**Exercise directions:**
Copy out the entries below in full and exactly.

[Rows from a figure dataset]
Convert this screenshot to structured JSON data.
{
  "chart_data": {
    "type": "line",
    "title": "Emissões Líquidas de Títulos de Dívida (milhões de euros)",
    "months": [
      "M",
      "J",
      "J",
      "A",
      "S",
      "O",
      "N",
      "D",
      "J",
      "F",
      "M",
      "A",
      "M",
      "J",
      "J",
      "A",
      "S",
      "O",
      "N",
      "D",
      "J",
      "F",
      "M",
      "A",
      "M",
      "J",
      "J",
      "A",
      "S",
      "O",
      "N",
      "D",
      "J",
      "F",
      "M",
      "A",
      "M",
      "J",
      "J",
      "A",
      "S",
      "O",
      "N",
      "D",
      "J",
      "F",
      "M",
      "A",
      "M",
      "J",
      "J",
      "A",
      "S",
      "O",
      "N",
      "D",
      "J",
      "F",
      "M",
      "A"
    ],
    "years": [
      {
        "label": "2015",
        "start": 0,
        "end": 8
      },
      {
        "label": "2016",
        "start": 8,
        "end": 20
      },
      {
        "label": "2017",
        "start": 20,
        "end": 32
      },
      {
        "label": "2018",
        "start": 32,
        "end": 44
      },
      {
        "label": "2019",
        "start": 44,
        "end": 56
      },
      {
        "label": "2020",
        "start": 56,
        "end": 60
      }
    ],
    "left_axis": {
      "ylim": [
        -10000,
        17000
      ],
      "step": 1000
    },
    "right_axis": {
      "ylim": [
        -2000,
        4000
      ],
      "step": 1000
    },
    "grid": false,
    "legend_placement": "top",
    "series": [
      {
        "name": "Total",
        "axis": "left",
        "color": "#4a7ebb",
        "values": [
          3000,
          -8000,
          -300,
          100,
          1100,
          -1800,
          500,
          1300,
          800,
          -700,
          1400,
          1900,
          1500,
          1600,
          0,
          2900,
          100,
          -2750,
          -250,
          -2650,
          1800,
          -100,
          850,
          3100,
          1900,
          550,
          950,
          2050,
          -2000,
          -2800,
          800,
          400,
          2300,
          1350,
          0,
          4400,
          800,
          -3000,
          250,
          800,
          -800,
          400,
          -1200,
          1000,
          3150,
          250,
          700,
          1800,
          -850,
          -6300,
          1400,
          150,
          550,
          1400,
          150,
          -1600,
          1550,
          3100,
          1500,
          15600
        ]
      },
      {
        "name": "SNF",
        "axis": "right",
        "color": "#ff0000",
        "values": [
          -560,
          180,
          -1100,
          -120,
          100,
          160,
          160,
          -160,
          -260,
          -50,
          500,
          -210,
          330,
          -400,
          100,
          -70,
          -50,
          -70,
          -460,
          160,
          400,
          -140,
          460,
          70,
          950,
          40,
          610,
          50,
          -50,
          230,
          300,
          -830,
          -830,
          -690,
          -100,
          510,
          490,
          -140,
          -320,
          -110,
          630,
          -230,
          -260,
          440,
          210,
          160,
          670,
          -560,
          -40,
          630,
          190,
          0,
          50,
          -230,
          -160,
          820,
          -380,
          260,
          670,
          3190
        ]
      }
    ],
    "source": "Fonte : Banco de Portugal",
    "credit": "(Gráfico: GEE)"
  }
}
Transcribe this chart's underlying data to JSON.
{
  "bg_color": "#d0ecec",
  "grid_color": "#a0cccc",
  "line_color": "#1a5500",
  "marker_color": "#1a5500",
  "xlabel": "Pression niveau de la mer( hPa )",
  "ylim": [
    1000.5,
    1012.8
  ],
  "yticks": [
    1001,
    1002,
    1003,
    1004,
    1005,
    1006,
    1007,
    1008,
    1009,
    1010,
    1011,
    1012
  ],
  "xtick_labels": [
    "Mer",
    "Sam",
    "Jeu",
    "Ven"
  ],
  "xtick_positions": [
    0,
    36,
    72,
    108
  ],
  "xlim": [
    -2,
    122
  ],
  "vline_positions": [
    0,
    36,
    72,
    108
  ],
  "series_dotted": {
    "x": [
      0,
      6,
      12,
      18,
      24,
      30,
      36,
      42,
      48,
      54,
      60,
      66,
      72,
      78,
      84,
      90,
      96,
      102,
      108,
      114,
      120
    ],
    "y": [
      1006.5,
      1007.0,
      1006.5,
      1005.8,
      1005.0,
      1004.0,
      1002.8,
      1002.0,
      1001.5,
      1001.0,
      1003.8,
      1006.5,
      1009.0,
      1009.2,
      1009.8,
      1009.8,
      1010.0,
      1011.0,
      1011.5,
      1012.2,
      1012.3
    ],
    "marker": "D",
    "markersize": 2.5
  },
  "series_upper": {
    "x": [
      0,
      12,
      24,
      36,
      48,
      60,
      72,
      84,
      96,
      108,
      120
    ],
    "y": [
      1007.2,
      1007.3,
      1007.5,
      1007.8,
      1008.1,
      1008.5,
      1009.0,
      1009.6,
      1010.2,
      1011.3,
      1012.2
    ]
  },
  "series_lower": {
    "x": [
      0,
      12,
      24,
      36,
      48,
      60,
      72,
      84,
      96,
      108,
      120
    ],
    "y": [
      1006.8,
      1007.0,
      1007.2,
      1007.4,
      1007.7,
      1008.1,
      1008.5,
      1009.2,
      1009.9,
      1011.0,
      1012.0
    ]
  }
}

**Answer to the task:**
Convert this screenshot to structured JSON data.
{
  "chart_data": {
    "type": "line",
    "title": "Emissões Líquidas de Títulos de Dívida (milhões de euros)",
    "months": [
      "M",
      "J",
      "J",
      "A",
      "S",
      "O",
      "N",
      "D",
      "J",
      "F",
      "M",
      "A",
      "M",
      "J",
      "J",
      "A",
      "S",
      "O",
      "N",
      "D",
      "J",
      "F",
      "M",
      "A",
      "M",
      "J",
      "J",
      "A",
      "S",
      "O",
      "N",
      "D",
      "J",
      "F",
      "M",
      "A",
      "M",
      "J",
      "J",
      "A",
      "S",
      "O",
      "N",
      "D",
      "J",
      "F",
      "M",
      "A",
      "M",
      "J",
      "J",
      "A",
      "S",
      "O",
      "N",
      "D",
      "J",
      "F",
      "M",
      "A"
    ],
    "years": [
      {
        "label": "2015",
        "start": 0,
        "end": 8
      },
      {
        "label": "2016",
        "start": 8,
        "end": 20
      },
      {
        "label": "2017",
        "start": 20,
        "end": 32
      },
      {
        "label": "2018",
        "start": 32,
        "end": 44
      },
      {
        "label": "2019",
        "start": 44,
        "end": 56
      },
      {
        "label": "2020",
        "start": 56,
        "end": 60
      }
    ],
    "left_axis": {
      "ylim": [
        -10000,
        17000
      ],
      "step": 1000
    },
    "right_axis": {
      "ylim": [
        -2000,
        4000
      ],
      "step": 1000
    },
    "grid": false,
    "legend_placement": "top",
    "series": [
      {
        "name": "Total",
        "axis": "left",
        "color": "#4a7ebb",
        "values": [
          3000,
          -8000,
          -300,
          100,
          1100,
          -1800,
          500,
          1300,
          800,
          -700,
          1400,
          1900,
          1500,
          1600,
          0,
          2900,
          100,
          -2750,
          -250,
          -2650,
          1800,
          -100,
          850,
          3100,
          1900,
          550,
          950,
          2050,
          -2000,
          -2800,
          800,
          400,
          2300,
          1350,
          0,
          4400,
          800,
          -3000,
          250,
          800,
          -800,
          400,
          -1200,
          1000,
          3150,
          250,
          700,
          1800,
          -850,
          -6300,
          1400,
          150,
          550,
          1400,
          150,
          -1600,
          1550,
          3100,
          1500,
          15600
        ]
      },
      {
        "name": "SNF",
        "axis": "right",
        "color": "#ff0000",
        "values": [
          -560,
          180,
          -1100,
          -120,
          100,
          160,
          160,
          -160,
          -260,
          -50,
          500,
          -210,
          330,
          -400,
          100,
          -70,
          -50,
          -70,
          -460,
          160,
          400,
          -140,
          460,
          70,
          950,
          40,
          610,
          50,
          -50,
          230,
          300,
          -830,
          -830,
          -690,
          -100,
          510,
          490,
          -140,
          -320,
          -110,
          630,
          -230,
          -260,
          440,
          210,
          160,
          670,
          -560,
          -40,
          630,
          190,
          0,
          50,
          -230,
          -160,
          820,
          -380,
          260,
          670,
          3190
        ]
      }
    ],
    "source": "Fonte : Banco de Portugal",
    "credit": "(Gráfico: GEE)"
  }
}
Transcribe this chart's underlying data to JSON.
{
  "bg_color": "#d0ecec",
  "grid_color": "#a0cccc",
  "line_color": "#1a5500",
  "marker_color": "#1a5500",
  "xlabel": "Pression niveau de la mer( hPa )",
  "ylim": [
    1000.5,
    1012.8
  ],
  "yticks": [
    1001,
    1002,
    1003,
    1004,
    1005,
    1006,
    1007,
    1008,
    1009,
    1010,
    1011,
    1012
  ],
  "xtick_labels": [
    "Mer",
    "Sam",
    "Jeu",
    "Ven"
  ],
  "xtick_positions": [
    0,
    36,
    72,
    108
  ],
  "xlim": [
    -2,
    122
  ],
  "vline_positions": [
    0,
    36,
    72,
    108
  ],
  "series_dotted": {
    "x": [
      0,
      6,
      12,
      18,
      24,
      30,
      36,
      42,
      48,
      54,
      60,
      66,
      72,
      78,
      84,
      90,
      96,
      102,
      108,
      114,
      120
    ],
    "y": [
      1006.5,
      1007.0,
      1006.5,
      1005.8,
      1005.0,
      1004.0,
      1002.8,
      1002.0,
      1001.5,
      1001.0,
      1003.8,
      1006.5,
      1009.0,
      1009.2,
      1009.8,
      1009.8,
      1010.0,
      1011.0,
      1011.5,
      1012.2,
      1012.3
    ],
    "marker": "D",
    "markersize": 2.5
  },
  "series_upper": {
    "x": [
      0,
      12,
      24,
      36,
      48,
      60,
      72,
      84,
      96,
      108,
      120
    ],
    "y": [
      1007.2,
      1007.3,
      1007.5,
      1007.8,
      1008.1,
      1008.5,
      1009.0,
      1009.6,
      1010.2,
      1011.3,
      1012.2
    ]
  },
  "series_lower": {
    "x": [
      0,
      12,
      24,
      36,
      48,
      60,
      72,
      84,
      96,
      108,
      120
    ],
    "y": [
      1006.8,
      1007.0,
      1007.2,
      1007.4,
      1007.7,
      1008.1,
      1008.5,
      1009.2,
      1009.9,
      1011.0,
      1012.0
    ]
  }
}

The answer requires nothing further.